== Directions ==
Copy out the rows below without any changes, leaving out the pictures.

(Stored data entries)
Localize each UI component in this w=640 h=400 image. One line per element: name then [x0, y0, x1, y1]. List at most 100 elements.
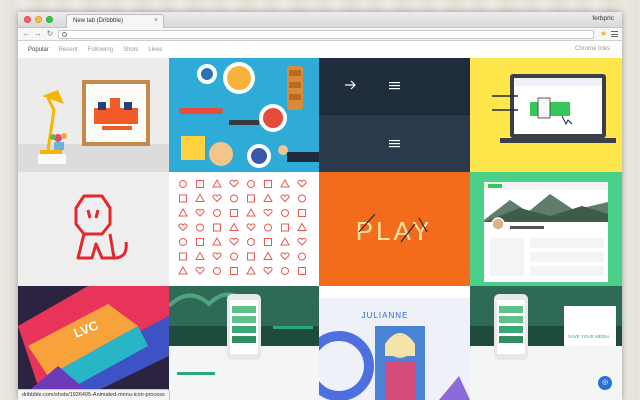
minimize-window-button[interactable]	[35, 16, 42, 23]
back-button[interactable]: ←	[22, 29, 30, 39]
outline-icon	[213, 209, 221, 217]
outline-icon	[297, 180, 307, 188]
forward-button[interactable]: →	[34, 29, 42, 39]
shot-menu-icons[interactable]	[319, 58, 470, 172]
outline-icon	[229, 180, 239, 188]
shot-julianne[interactable]: JULIANNE	[319, 286, 470, 400]
shot-lvc-box[interactable]: LVC	[18, 286, 169, 400]
status-url: dribbble.com/shots/1926405-Animated-menu…	[18, 389, 170, 400]
outline-icon	[298, 267, 306, 275]
address-bar[interactable]	[58, 29, 594, 39]
outline-icon	[281, 209, 289, 217]
menu-icons-art	[319, 80, 470, 172]
shot-food-illustration[interactable]	[169, 58, 319, 172]
nav-likes[interactable]: Likes	[148, 47, 162, 53]
nav-following[interactable]: Following	[88, 47, 113, 53]
close-icon[interactable]: ×	[154, 17, 158, 24]
outline-icon	[246, 223, 256, 232]
browser-toolbar: ← → ↻ ★	[18, 28, 622, 41]
outline-icon	[297, 238, 307, 246]
outline-icon	[196, 180, 204, 188]
title-bar: New tab (Dribbble) × ferbprlc	[18, 12, 622, 28]
lamp-poster-art	[18, 80, 169, 172]
outline-icon	[298, 252, 306, 261]
food-illustration-art	[179, 62, 319, 168]
address-input[interactable]	[69, 31, 590, 37]
outline-icon	[263, 193, 273, 202]
outline-icon	[280, 252, 290, 261]
shots-grid: PLAY LVC JULIANNE SAVE YOUR MEDIA	[18, 58, 622, 400]
zoom-window-button[interactable]	[46, 16, 53, 23]
outline-icon	[213, 223, 221, 232]
window-controls	[24, 16, 53, 23]
outline-icon	[212, 236, 222, 246]
save-media-text: SAVE YOUR MEDIA	[568, 334, 609, 339]
outline-icon	[230, 252, 238, 261]
icon-set-art	[178, 178, 307, 275]
nav-popular[interactable]: Popular	[28, 47, 49, 53]
outline-icon	[281, 223, 289, 232]
outline-icon	[179, 238, 187, 246]
outline-icon	[179, 180, 187, 188]
outline-icon	[280, 194, 290, 203]
shot-lamp-poster[interactable]	[18, 58, 169, 172]
outline-icon	[195, 251, 205, 260]
outline-icon	[298, 194, 306, 203]
outline-icon	[195, 209, 205, 217]
outline-icon	[246, 265, 256, 275]
profile-page-art	[484, 182, 608, 282]
outline-icon	[280, 236, 290, 246]
outline-icon	[212, 194, 222, 203]
outline-icon	[230, 267, 238, 275]
outline-icon	[297, 222, 307, 231]
outline-icon	[263, 209, 273, 217]
shot-icon-set[interactable]	[169, 172, 319, 286]
outline-icon	[213, 267, 221, 275]
laptop-art	[492, 74, 616, 143]
shot-laptop[interactable]	[470, 58, 622, 172]
mobile-app-art	[169, 286, 319, 400]
tab-title: New tab (Dribbble)	[73, 18, 124, 24]
outline-icon	[247, 238, 255, 246]
shot-lion-logo[interactable]	[18, 172, 169, 286]
browser-window: New tab (Dribbble) × ferbprlc ← → ↻ ★ Po…	[18, 12, 622, 400]
lvc-box-art: LVC	[18, 286, 169, 400]
outline-icon	[196, 238, 204, 246]
browser-tab[interactable]: New tab (Dribbble) ×	[66, 14, 164, 28]
outline-icon	[178, 207, 188, 217]
outline-icon	[212, 178, 222, 188]
outline-icon	[264, 223, 272, 232]
outline-icon	[196, 223, 204, 232]
outline-icon	[179, 252, 187, 261]
outline-icon	[263, 267, 273, 275]
outline-icon	[229, 238, 239, 246]
julianne-text: JULIANNE	[362, 311, 409, 320]
outline-icon	[247, 180, 255, 188]
outline-icon	[178, 265, 188, 275]
outline-icon	[195, 193, 205, 202]
reload-button[interactable]: ↻	[46, 29, 54, 39]
nav-shots[interactable]: Shots	[123, 47, 138, 53]
outline-icon	[195, 267, 205, 275]
outline-icon	[229, 222, 239, 231]
outline-icon	[246, 207, 256, 217]
shot-play[interactable]: PLAY	[319, 172, 470, 286]
outline-icon	[230, 209, 238, 217]
outline-icon	[247, 252, 255, 261]
julianne-art: JULIANNE	[319, 286, 470, 400]
outline-icon	[179, 194, 187, 203]
chrome-menu-icon[interactable]	[611, 31, 618, 37]
outline-icon	[247, 194, 255, 203]
dribbble-icon[interactable]: ◎	[598, 376, 612, 390]
outline-icon	[230, 194, 238, 203]
nav-recent[interactable]: Recent	[59, 47, 78, 53]
outline-icon	[280, 178, 290, 188]
shot-profile-page[interactable]	[470, 172, 622, 286]
close-window-button[interactable]	[24, 16, 31, 23]
outline-icon	[264, 180, 272, 188]
chrome-links-link[interactable]: Chrome links	[575, 46, 610, 52]
profile-name[interactable]: ferbprlc	[592, 15, 614, 22]
outline-icon	[264, 238, 272, 246]
shot-mobile-app[interactable]	[169, 286, 319, 400]
bookmark-star-icon[interactable]: ★	[600, 30, 607, 38]
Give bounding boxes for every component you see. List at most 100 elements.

== Written reply ==
Localize each UI component in this w=640 h=400 image. One line per element: name then [x0, y0, x1, y1]. List at most 100 elements.
minimize-window-button[interactable]	[35, 16, 42, 23]
back-button[interactable]: ←	[22, 29, 30, 39]
outline-icon	[213, 209, 221, 217]
outline-icon	[297, 180, 307, 188]
forward-button[interactable]: →	[34, 29, 42, 39]
shot-menu-icons[interactable]	[319, 58, 470, 172]
outline-icon	[229, 180, 239, 188]
shot-julianne[interactable]: JULIANNE	[319, 286, 470, 400]
shot-lvc-box[interactable]: LVC	[18, 286, 169, 400]
status-url: dribbble.com/shots/1926405-Animated-menu…	[18, 389, 170, 400]
outline-icon	[298, 267, 306, 275]
address-bar[interactable]	[58, 29, 594, 39]
outline-icon	[281, 209, 289, 217]
menu-icons-art	[319, 80, 470, 172]
shot-food-illustration[interactable]	[169, 58, 319, 172]
nav-likes[interactable]: Likes	[148, 47, 162, 53]
nav-following[interactable]: Following	[88, 47, 113, 53]
close-icon[interactable]: ×	[154, 17, 158, 24]
outline-icon	[246, 223, 256, 232]
browser-toolbar: ← → ↻ ★	[18, 28, 622, 41]
outline-icon	[297, 238, 307, 246]
outline-icon	[196, 180, 204, 188]
title-bar: New tab (Dribbble) × ferbprlc	[18, 12, 622, 28]
lamp-poster-art	[18, 80, 169, 172]
outline-icon	[298, 252, 306, 261]
food-illustration-art	[179, 62, 319, 168]
address-input[interactable]	[69, 31, 590, 37]
outline-icon	[263, 193, 273, 202]
outline-icon	[280, 252, 290, 261]
shots-grid: PLAY LVC JULIANNE SAVE YOUR MEDIA	[18, 58, 622, 400]
zoom-window-button[interactable]	[46, 16, 53, 23]
outline-icon	[213, 223, 221, 232]
window-controls	[24, 16, 53, 23]
outline-icon	[212, 236, 222, 246]
save-media-text: SAVE YOUR MEDIA	[568, 334, 609, 339]
outline-icon	[230, 252, 238, 261]
icon-set-art	[178, 178, 307, 275]
nav-popular[interactable]: Popular	[28, 47, 49, 53]
outline-icon	[281, 223, 289, 232]
outline-icon	[179, 238, 187, 246]
outline-icon	[179, 180, 187, 188]
outline-icon	[280, 194, 290, 203]
shot-lamp-poster[interactable]	[18, 58, 169, 172]
outline-icon	[195, 251, 205, 260]
outline-icon	[298, 194, 306, 203]
outline-icon	[195, 209, 205, 217]
outline-icon	[246, 265, 256, 275]
profile-page-art	[484, 182, 608, 282]
outline-icon	[280, 236, 290, 246]
outline-icon	[212, 194, 222, 203]
outline-icon	[230, 267, 238, 275]
outline-icon	[297, 222, 307, 231]
outline-icon	[263, 209, 273, 217]
shot-icon-set[interactable]	[169, 172, 319, 286]
outline-icon	[213, 267, 221, 275]
laptop-art	[492, 74, 616, 143]
shot-laptop[interactable]	[470, 58, 622, 172]
mobile-app-art	[169, 286, 319, 400]
tab-title: New tab (Dribbble)	[73, 18, 124, 24]
outline-icon	[247, 238, 255, 246]
shot-lion-logo[interactable]	[18, 172, 169, 286]
browser-window: New tab (Dribbble) × ferbprlc ← → ↻ ★ Po…	[18, 12, 622, 400]
lvc-box-art: LVC	[18, 286, 169, 400]
outline-icon	[196, 238, 204, 246]
browser-tab[interactable]: New tab (Dribbble) ×	[66, 14, 164, 28]
outline-icon	[178, 207, 188, 217]
outline-icon	[212, 178, 222, 188]
outline-icon	[264, 223, 272, 232]
outline-icon	[196, 223, 204, 232]
outline-icon	[179, 252, 187, 261]
outline-icon	[263, 267, 273, 275]
outline-icon	[229, 238, 239, 246]
julianne-text: JULIANNE	[362, 311, 409, 320]
outline-icon	[247, 180, 255, 188]
outline-icon	[178, 265, 188, 275]
outline-icon	[195, 193, 205, 202]
reload-button[interactable]: ↻	[46, 29, 54, 39]
nav-shots[interactable]: Shots	[123, 47, 138, 53]
outline-icon	[195, 267, 205, 275]
outline-icon	[229, 222, 239, 231]
outline-icon	[246, 207, 256, 217]
shot-play[interactable]: PLAY	[319, 172, 470, 286]
outline-icon	[230, 209, 238, 217]
outline-icon	[247, 252, 255, 261]
julianne-art: JULIANNE	[319, 286, 470, 400]
outline-icon	[179, 194, 187, 203]
chrome-menu-icon[interactable]	[611, 31, 618, 37]
outline-icon	[247, 194, 255, 203]
dribbble-icon[interactable]: ◎	[598, 376, 612, 390]
outline-icon	[230, 194, 238, 203]
nav-recent[interactable]: Recent	[59, 47, 78, 53]
outline-icon	[280, 178, 290, 188]
shot-profile-page[interactable]	[470, 172, 622, 286]
close-window-button[interactable]	[24, 16, 31, 23]
outline-icon	[264, 180, 272, 188]
chrome-links-link[interactable]: Chrome links	[575, 46, 610, 52]
profile-name[interactable]: ferbprlc	[592, 15, 614, 22]
outline-icon	[264, 238, 272, 246]
shot-mobile-app[interactable]	[169, 286, 319, 400]
bookmark-star-icon[interactable]: ★	[600, 30, 607, 38]
Give bounding boxes for every component you see. List at most 100 elements.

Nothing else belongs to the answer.